* Given task: Copy the listing verbatim, from the line that contains "144, 530, 165]" through the line that contains "411, 62, 432]", both included.

* Supplied records:
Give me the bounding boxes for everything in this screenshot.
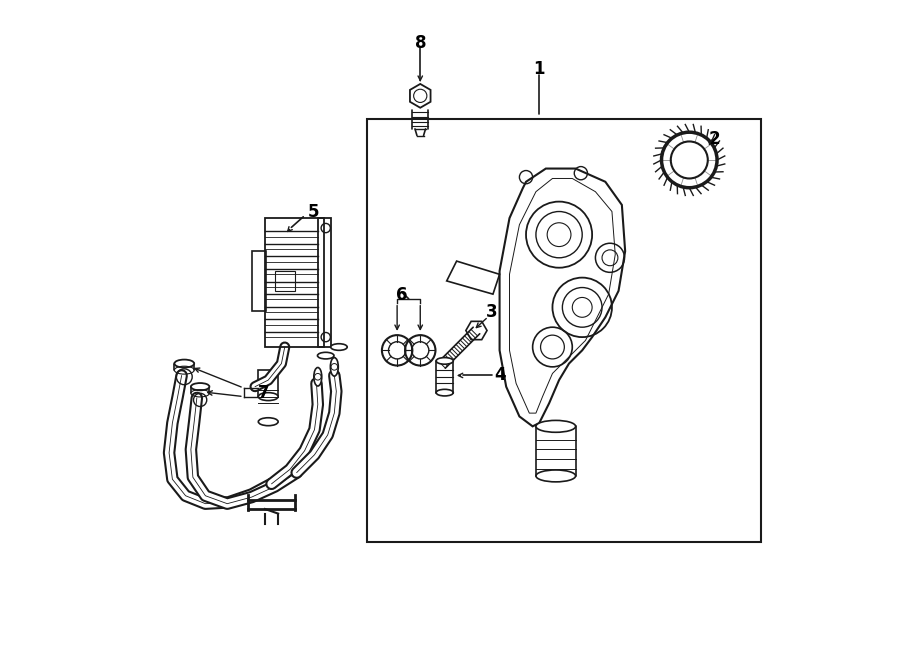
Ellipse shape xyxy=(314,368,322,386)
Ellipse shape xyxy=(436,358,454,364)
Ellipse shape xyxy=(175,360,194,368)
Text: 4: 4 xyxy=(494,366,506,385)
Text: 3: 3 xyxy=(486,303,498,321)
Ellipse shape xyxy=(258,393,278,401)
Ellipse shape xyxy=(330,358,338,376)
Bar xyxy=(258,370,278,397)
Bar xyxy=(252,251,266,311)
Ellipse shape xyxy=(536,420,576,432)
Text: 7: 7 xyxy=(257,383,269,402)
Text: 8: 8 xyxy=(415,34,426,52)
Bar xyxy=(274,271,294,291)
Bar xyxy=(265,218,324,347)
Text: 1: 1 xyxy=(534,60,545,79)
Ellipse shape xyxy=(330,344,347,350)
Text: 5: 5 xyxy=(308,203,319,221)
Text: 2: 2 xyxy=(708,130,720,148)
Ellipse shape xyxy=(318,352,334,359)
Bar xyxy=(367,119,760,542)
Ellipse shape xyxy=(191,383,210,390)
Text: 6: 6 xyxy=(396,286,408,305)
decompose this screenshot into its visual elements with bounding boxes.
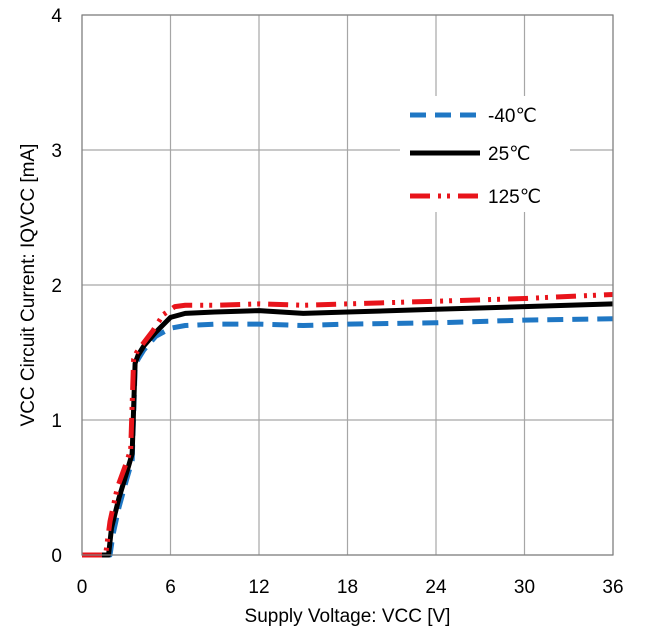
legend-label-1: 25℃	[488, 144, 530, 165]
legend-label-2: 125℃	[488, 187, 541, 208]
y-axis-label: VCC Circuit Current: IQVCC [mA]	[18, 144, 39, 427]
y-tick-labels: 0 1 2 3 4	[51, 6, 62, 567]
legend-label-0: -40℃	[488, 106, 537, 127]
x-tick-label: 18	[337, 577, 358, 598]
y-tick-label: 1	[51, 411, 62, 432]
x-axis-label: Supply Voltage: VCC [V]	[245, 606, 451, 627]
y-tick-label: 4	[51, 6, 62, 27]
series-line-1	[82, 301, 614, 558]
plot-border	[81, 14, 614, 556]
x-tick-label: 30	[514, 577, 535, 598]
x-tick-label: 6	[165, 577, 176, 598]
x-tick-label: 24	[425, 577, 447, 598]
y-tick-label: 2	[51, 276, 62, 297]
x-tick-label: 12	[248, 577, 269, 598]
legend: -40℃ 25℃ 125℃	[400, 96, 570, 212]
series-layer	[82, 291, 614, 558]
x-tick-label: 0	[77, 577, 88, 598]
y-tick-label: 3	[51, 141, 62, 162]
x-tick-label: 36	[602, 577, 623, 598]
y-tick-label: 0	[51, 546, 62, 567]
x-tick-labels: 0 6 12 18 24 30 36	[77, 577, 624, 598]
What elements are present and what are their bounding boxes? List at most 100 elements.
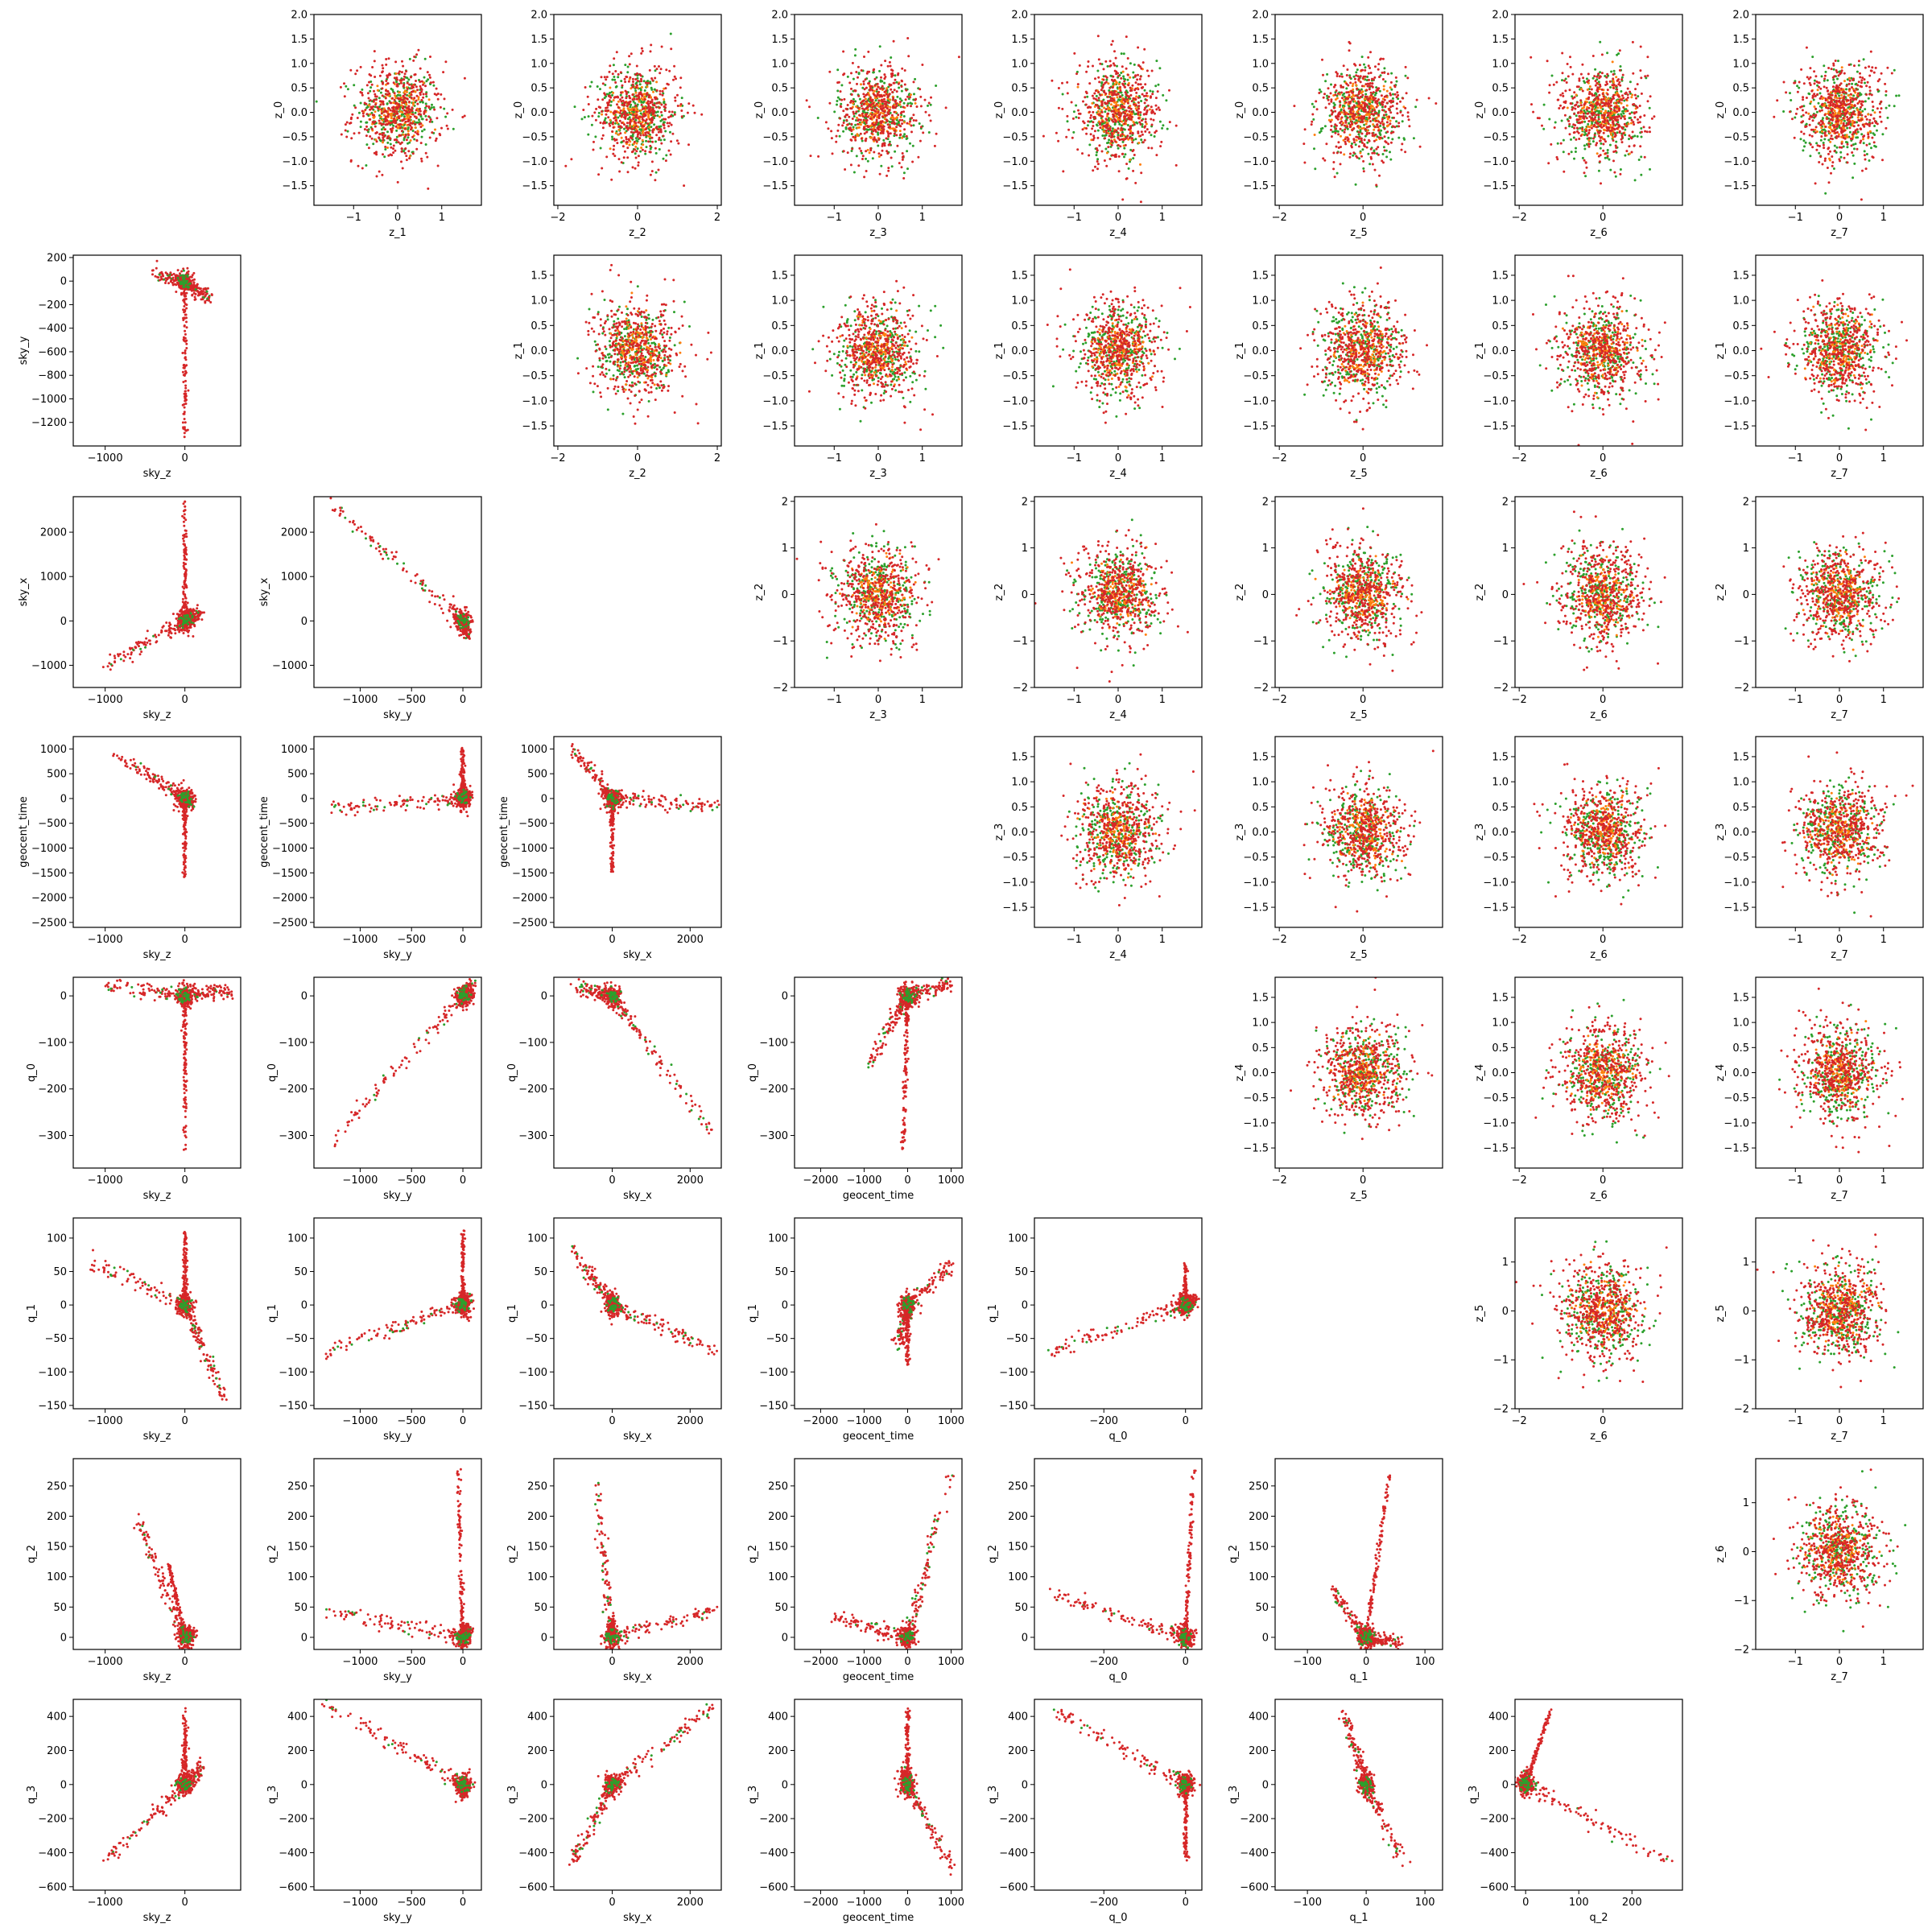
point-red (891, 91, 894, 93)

* Exercise solution:
legend-label-1: 25℃	[488, 144, 530, 165]
legend-label-2: 125℃	[488, 187, 541, 208]
y-axis-label: VCC Circuit Current: IQVCC [mA]	[18, 144, 39, 427]
y-tick-labels: 0 1 2 3 4	[51, 6, 62, 567]
legend-label-0: -40℃	[488, 106, 537, 127]
x-tick-label: 18	[337, 577, 358, 598]
y-tick-label: 1	[51, 411, 62, 432]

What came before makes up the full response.